**To be done**. Transcribe the records word for word, beginning with the first line and ending after the line that contains "cell-before-n: 55: [243, 64, 348, 129]".

START Entries shown

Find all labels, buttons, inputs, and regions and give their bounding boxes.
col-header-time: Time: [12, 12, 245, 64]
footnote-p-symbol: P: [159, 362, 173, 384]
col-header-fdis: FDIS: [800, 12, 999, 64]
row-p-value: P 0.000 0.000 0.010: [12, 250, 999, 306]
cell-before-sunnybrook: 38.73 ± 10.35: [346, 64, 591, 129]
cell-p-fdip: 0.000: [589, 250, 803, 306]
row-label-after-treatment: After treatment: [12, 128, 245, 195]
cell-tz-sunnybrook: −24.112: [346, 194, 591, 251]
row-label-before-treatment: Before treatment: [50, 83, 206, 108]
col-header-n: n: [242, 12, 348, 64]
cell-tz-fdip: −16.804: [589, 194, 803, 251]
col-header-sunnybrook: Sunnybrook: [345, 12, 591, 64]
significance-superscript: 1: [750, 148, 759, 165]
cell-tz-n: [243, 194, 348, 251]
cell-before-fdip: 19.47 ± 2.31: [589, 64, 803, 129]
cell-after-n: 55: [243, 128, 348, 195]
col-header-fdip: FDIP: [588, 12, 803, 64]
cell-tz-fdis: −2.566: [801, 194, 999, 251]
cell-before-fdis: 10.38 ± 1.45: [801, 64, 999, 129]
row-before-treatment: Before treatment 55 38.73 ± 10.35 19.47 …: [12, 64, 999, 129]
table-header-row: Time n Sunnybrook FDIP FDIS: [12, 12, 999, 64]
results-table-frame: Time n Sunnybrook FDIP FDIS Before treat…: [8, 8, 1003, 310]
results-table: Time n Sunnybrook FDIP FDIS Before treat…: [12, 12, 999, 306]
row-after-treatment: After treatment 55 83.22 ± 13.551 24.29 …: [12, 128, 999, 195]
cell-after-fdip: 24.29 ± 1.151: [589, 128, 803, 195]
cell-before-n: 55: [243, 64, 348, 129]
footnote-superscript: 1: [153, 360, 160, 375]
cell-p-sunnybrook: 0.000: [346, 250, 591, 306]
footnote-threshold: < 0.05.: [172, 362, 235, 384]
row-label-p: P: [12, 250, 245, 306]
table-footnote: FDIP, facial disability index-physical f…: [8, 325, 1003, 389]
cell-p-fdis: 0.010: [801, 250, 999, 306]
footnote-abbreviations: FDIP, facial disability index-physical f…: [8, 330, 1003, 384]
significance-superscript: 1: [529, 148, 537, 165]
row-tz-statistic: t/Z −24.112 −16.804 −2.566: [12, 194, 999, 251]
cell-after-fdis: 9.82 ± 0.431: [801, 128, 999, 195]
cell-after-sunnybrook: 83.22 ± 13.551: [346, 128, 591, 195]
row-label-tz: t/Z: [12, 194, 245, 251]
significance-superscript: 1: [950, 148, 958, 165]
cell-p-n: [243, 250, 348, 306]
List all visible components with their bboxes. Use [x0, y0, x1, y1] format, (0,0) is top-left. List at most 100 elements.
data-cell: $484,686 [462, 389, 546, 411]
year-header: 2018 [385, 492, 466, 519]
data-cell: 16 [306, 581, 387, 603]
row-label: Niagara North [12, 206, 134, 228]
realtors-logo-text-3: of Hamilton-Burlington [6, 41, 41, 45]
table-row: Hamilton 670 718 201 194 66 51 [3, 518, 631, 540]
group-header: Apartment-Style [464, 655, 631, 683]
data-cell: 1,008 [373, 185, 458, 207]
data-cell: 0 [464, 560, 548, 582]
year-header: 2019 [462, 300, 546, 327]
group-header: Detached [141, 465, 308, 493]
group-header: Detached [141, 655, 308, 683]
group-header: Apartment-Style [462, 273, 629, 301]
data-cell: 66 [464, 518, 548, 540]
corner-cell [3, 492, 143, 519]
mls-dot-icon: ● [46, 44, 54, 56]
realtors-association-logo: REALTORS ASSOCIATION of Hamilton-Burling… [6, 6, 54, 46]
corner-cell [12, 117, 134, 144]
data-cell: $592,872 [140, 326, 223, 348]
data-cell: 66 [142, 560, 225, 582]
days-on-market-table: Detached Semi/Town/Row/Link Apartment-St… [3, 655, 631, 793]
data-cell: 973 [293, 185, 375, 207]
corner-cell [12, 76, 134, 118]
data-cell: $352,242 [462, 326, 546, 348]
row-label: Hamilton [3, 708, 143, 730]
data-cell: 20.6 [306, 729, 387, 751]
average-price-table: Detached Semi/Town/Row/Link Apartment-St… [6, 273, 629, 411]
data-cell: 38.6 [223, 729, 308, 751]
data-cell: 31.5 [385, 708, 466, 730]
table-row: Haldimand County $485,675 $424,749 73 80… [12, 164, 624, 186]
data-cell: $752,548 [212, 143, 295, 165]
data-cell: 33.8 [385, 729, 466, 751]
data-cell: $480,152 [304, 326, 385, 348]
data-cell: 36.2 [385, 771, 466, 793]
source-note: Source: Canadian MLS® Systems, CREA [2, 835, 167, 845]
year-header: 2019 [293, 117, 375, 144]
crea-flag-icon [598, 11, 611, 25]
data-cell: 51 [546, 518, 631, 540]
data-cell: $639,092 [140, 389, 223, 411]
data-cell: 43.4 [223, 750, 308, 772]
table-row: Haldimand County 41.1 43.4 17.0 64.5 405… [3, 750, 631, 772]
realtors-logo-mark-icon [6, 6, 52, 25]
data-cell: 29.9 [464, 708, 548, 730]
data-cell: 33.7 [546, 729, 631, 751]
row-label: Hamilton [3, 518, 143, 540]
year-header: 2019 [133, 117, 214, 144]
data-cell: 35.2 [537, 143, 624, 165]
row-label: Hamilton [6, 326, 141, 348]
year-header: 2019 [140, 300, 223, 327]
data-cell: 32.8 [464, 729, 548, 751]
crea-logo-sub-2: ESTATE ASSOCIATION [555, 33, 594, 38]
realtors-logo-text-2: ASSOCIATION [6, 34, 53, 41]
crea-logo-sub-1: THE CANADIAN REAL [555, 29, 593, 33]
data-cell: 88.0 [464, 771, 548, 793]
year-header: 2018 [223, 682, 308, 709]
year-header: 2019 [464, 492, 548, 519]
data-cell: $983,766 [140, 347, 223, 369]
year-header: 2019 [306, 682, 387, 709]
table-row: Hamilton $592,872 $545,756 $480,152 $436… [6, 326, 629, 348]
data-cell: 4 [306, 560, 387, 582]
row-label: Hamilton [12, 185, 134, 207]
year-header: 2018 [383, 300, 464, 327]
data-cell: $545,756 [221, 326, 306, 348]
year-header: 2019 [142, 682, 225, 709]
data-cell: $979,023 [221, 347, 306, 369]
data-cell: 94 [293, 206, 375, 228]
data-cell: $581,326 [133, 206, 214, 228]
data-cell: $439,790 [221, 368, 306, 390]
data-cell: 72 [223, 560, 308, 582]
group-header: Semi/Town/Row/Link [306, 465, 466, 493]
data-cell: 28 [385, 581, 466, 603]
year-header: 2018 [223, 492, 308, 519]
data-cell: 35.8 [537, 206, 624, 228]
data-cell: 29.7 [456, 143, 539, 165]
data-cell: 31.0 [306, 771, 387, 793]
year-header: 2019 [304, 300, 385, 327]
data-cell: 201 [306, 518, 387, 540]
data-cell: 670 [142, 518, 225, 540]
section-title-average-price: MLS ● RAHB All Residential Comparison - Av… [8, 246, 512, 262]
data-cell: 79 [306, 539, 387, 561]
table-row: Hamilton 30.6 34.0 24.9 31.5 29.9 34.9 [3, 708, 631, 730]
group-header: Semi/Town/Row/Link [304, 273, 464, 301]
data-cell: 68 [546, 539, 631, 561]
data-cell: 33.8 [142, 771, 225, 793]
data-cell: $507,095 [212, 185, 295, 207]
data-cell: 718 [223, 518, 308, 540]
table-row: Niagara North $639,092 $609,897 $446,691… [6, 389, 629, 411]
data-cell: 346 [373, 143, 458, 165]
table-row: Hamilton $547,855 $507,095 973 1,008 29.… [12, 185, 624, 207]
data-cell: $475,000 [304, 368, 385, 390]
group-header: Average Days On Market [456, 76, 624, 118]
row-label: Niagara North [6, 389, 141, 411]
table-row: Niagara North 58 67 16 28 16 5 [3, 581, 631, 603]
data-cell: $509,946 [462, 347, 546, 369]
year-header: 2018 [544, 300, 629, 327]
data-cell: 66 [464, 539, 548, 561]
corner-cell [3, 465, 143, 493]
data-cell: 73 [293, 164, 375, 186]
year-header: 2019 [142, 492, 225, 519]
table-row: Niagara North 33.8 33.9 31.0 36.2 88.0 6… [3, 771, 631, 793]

END Entries shown

**Output of the task**.
Find all labels, buttons, inputs, and regions and give their bounding boxes.
col-header-time: Time: [12, 12, 245, 64]
footnote-p-symbol: P: [159, 362, 173, 384]
col-header-fdis: FDIS: [800, 12, 999, 64]
row-p-value: P 0.000 0.000 0.010: [12, 250, 999, 306]
cell-before-sunnybrook: 38.73 ± 10.35: [346, 64, 591, 129]
cell-p-fdip: 0.000: [589, 250, 803, 306]
row-label-after-treatment: After treatment: [12, 128, 245, 195]
cell-tz-sunnybrook: −24.112: [346, 194, 591, 251]
row-label-before-treatment: Before treatment: [50, 83, 206, 108]
col-header-n: n: [242, 12, 348, 64]
cell-tz-fdip: −16.804: [589, 194, 803, 251]
col-header-sunnybrook: Sunnybrook: [345, 12, 591, 64]
significance-superscript: 1: [750, 148, 759, 165]
cell-tz-n: [243, 194, 348, 251]
cell-before-fdip: 19.47 ± 2.31: [589, 64, 803, 129]
cell-after-n: 55: [243, 128, 348, 195]
col-header-fdip: FDIP: [588, 12, 803, 64]
cell-tz-fdis: −2.566: [801, 194, 999, 251]
cell-before-fdis: 10.38 ± 1.45: [801, 64, 999, 129]
row-before-treatment: Before treatment 55 38.73 ± 10.35 19.47 …: [12, 64, 999, 129]
table-header-row: Time n Sunnybrook FDIP FDIS: [12, 12, 999, 64]
results-table-frame: Time n Sunnybrook FDIP FDIS Before treat…: [8, 8, 1003, 310]
results-table: Time n Sunnybrook FDIP FDIS Before treat…: [12, 12, 999, 306]
row-after-treatment: After treatment 55 83.22 ± 13.551 24.29 …: [12, 128, 999, 195]
cell-after-fdip: 24.29 ± 1.151: [589, 128, 803, 195]
cell-before-n: 55: [243, 64, 348, 129]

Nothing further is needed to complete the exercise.